[Saved entries]

===

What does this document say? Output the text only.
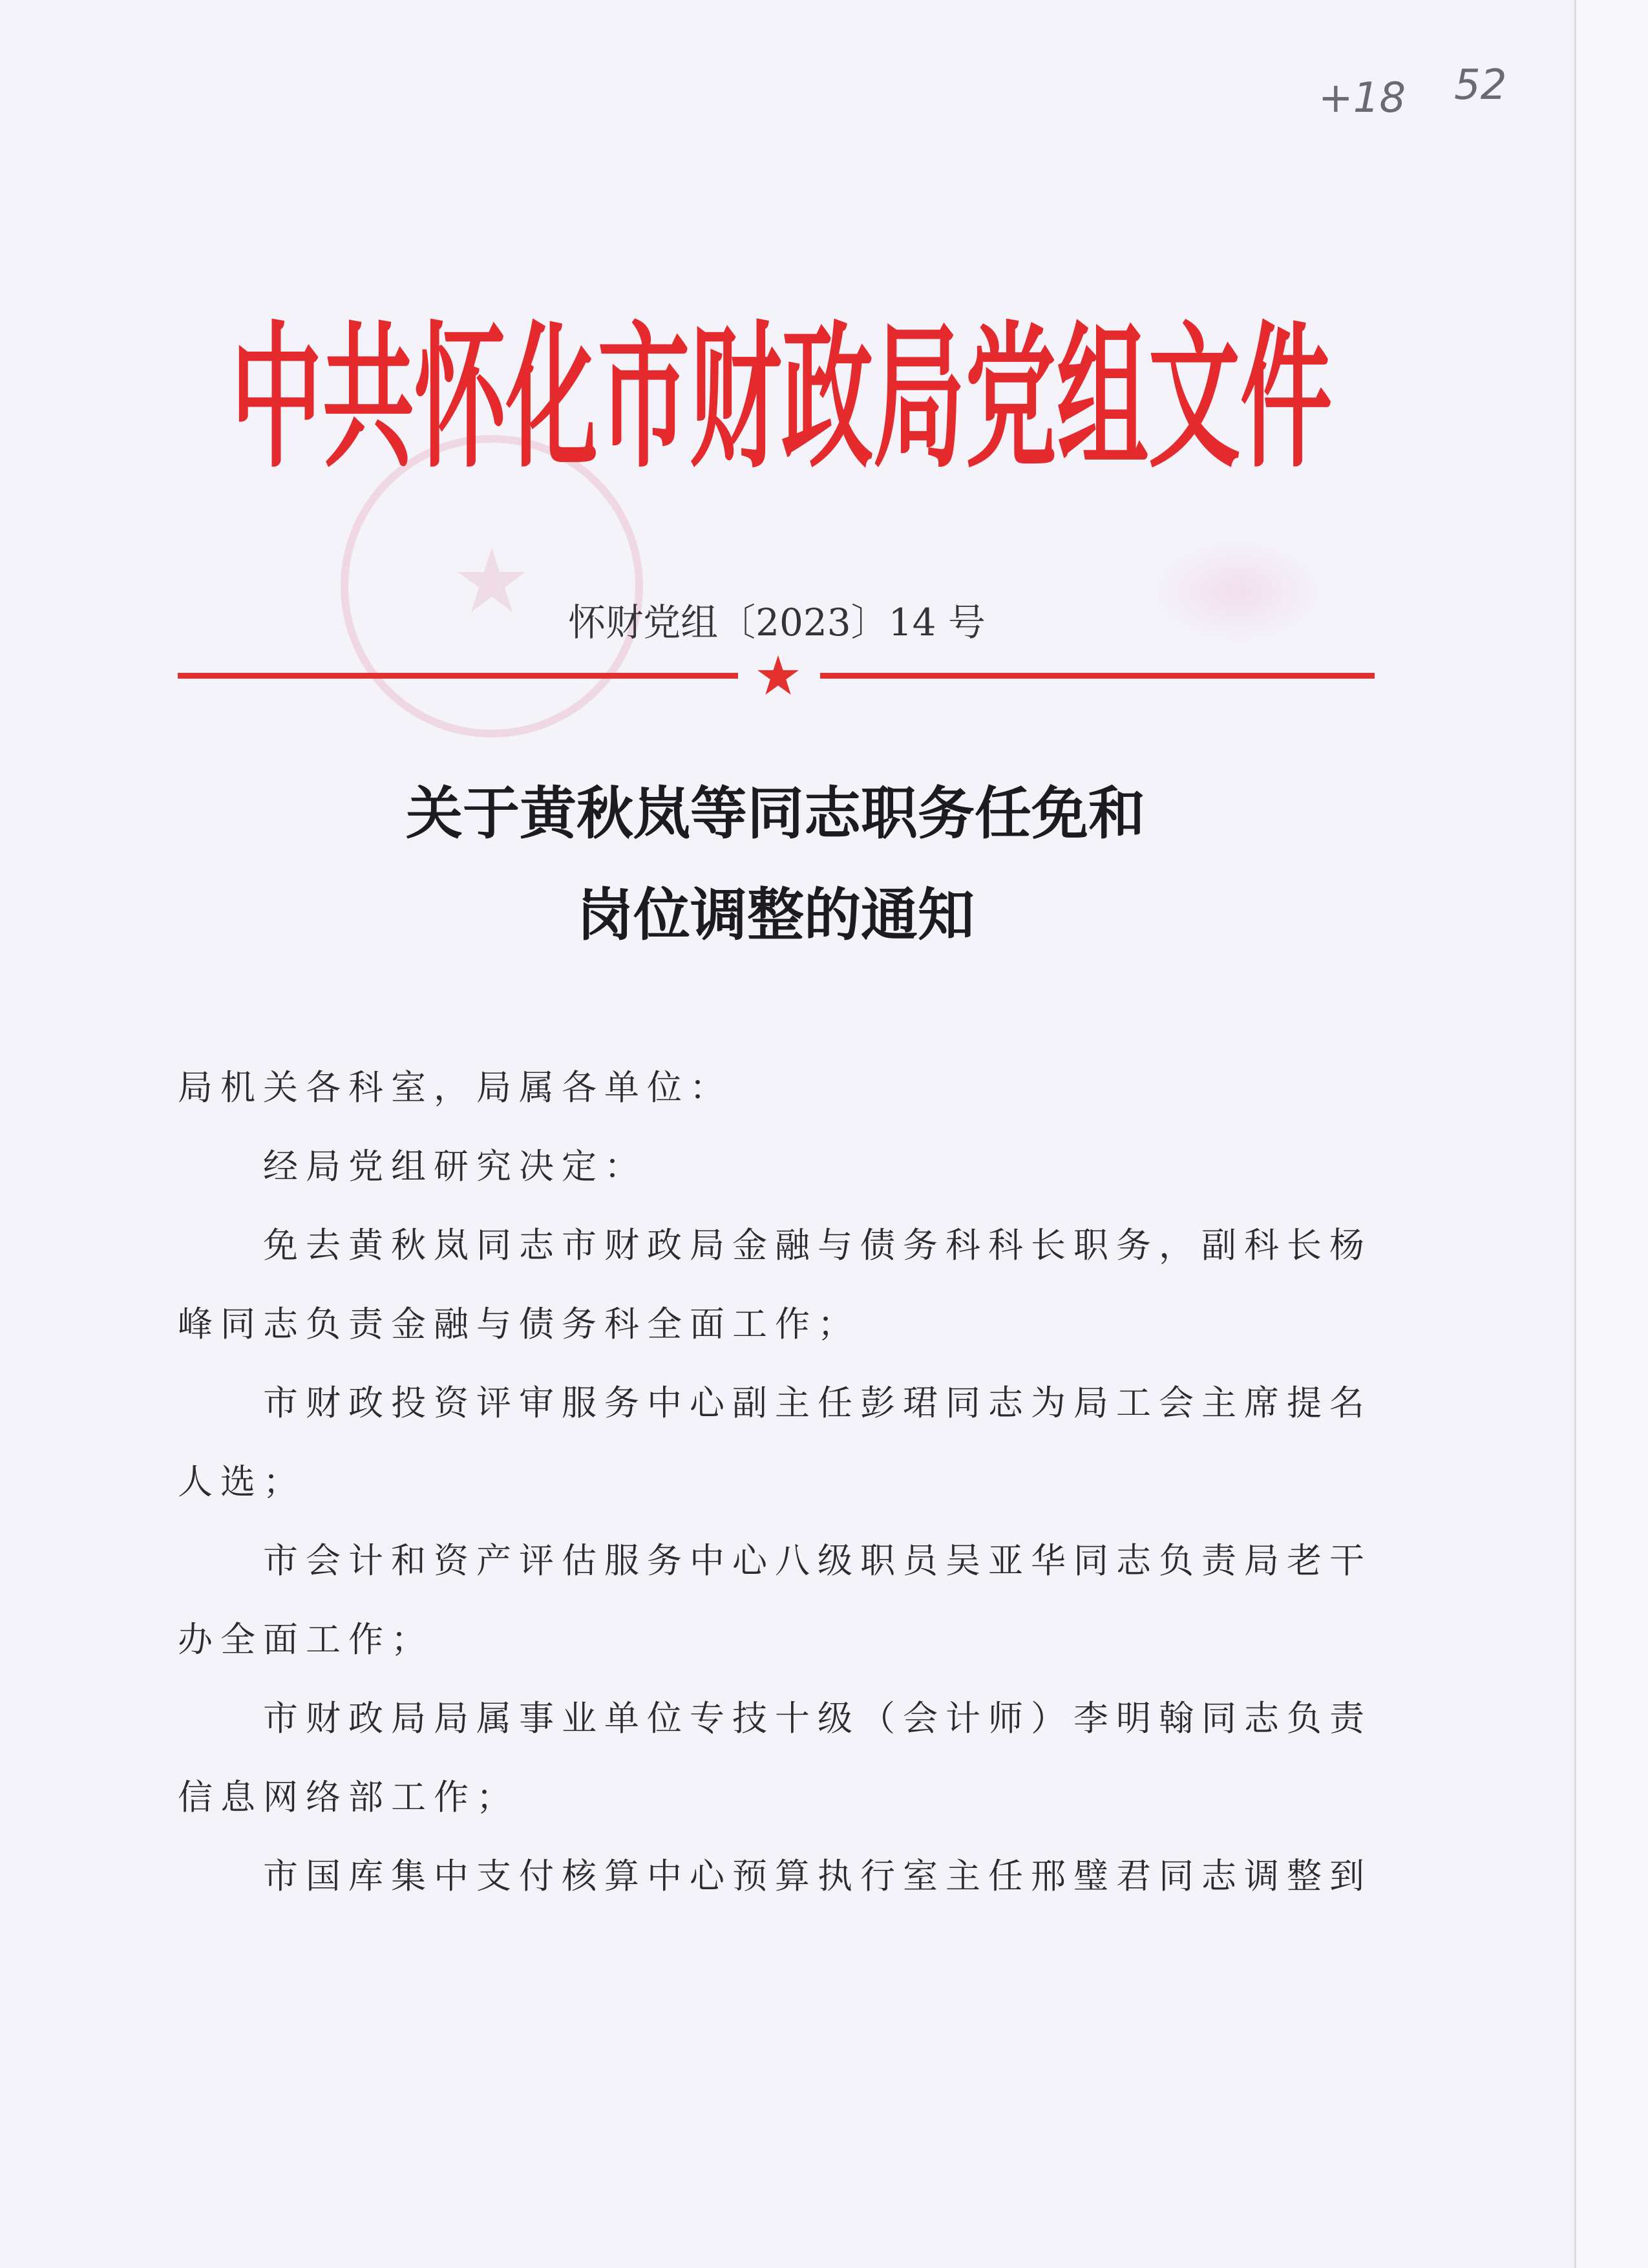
+18 52
中共怀化市财政局党组文件
怀财党组〔2023〕14 号
关于黄秋岚等同志职务任免和
岗位调整的通知

局机关各科室，局属各单位：

经局党组研究决定：

免去黄秋岚同志市财政局金融与债务科科长职务，副科长杨峰同志负责金融与债务科全面工作；

市财政投资评审服务中心副主任彭珺同志为局工会主席提名人选；

市会计和资产评估服务中心八级职员吴亚华同志负责局老干办全面工作；

市财政局局属事业单位专技十级（会计师）李明翰同志负责信息网络部工作；

市国库集中支付核算中心预算执行室主任邢璧君同志调整到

===

Copy the material above exactly and drop the pictures.

What does this document say? Output the text only.
+18 52
中共怀化市财政局党组文件
怀财党组〔2023〕14 号
关于黄秋岚等同志职务任免和
岗位调整的通知

局机关各科室，局属各单位：

经局党组研究决定：

免去黄秋岚同志市财政局金融与债务科科长职务，副科长杨峰同志负责金融与债务科全面工作；

市财政投资评审服务中心副主任彭珺同志为局工会主席提名人选；

市会计和资产评估服务中心八级职员吴亚华同志负责局老干办全面工作；

市财政局局属事业单位专技十级（会计师）李明翰同志负责信息网络部工作；

市国库集中支付核算中心预算执行室主任邢璧君同志调整到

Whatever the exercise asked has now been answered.